Job
Which lines hold the word "Your"? Show each of them.

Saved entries
[Begin]
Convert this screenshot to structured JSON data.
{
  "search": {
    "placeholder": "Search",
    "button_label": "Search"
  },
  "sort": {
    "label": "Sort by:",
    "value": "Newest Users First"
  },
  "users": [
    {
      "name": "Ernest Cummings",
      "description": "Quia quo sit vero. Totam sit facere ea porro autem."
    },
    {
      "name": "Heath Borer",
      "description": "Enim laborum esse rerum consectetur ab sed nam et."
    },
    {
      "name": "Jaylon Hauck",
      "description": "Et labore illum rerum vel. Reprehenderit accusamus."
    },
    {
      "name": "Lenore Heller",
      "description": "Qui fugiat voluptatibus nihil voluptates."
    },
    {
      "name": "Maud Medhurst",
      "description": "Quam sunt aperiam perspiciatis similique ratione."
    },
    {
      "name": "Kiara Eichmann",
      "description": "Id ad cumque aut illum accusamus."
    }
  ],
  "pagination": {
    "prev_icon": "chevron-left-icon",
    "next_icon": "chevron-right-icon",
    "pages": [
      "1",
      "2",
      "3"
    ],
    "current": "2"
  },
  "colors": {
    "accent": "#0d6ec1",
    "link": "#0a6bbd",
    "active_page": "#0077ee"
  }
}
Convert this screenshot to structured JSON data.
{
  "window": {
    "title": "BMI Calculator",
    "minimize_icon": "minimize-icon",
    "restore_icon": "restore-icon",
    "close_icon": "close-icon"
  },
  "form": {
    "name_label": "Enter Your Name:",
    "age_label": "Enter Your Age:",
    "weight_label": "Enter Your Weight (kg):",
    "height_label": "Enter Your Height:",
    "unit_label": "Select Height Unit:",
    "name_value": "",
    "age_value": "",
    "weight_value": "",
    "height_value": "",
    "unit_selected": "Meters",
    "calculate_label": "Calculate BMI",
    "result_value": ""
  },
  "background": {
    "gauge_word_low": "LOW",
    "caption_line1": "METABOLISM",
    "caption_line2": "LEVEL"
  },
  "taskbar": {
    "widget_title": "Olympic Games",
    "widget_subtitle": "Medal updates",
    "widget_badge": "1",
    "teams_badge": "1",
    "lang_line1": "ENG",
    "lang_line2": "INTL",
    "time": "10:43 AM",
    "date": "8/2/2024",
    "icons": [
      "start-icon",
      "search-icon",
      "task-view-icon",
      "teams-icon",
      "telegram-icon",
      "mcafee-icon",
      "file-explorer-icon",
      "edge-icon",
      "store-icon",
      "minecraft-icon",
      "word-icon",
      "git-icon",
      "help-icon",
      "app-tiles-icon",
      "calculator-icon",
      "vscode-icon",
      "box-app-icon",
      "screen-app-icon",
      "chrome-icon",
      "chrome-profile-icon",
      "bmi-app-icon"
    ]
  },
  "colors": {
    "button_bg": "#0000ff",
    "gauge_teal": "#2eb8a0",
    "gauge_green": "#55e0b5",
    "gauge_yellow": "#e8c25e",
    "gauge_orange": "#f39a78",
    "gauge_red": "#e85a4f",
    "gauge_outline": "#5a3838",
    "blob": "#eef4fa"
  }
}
[End]
Result of this exercise
    "name_label": "Enter Your Name:",
    "age_label": "Enter Your Age:",
    "weight_label": "Enter Your Weight (kg):",
    "height_label": "Enter Your Height:",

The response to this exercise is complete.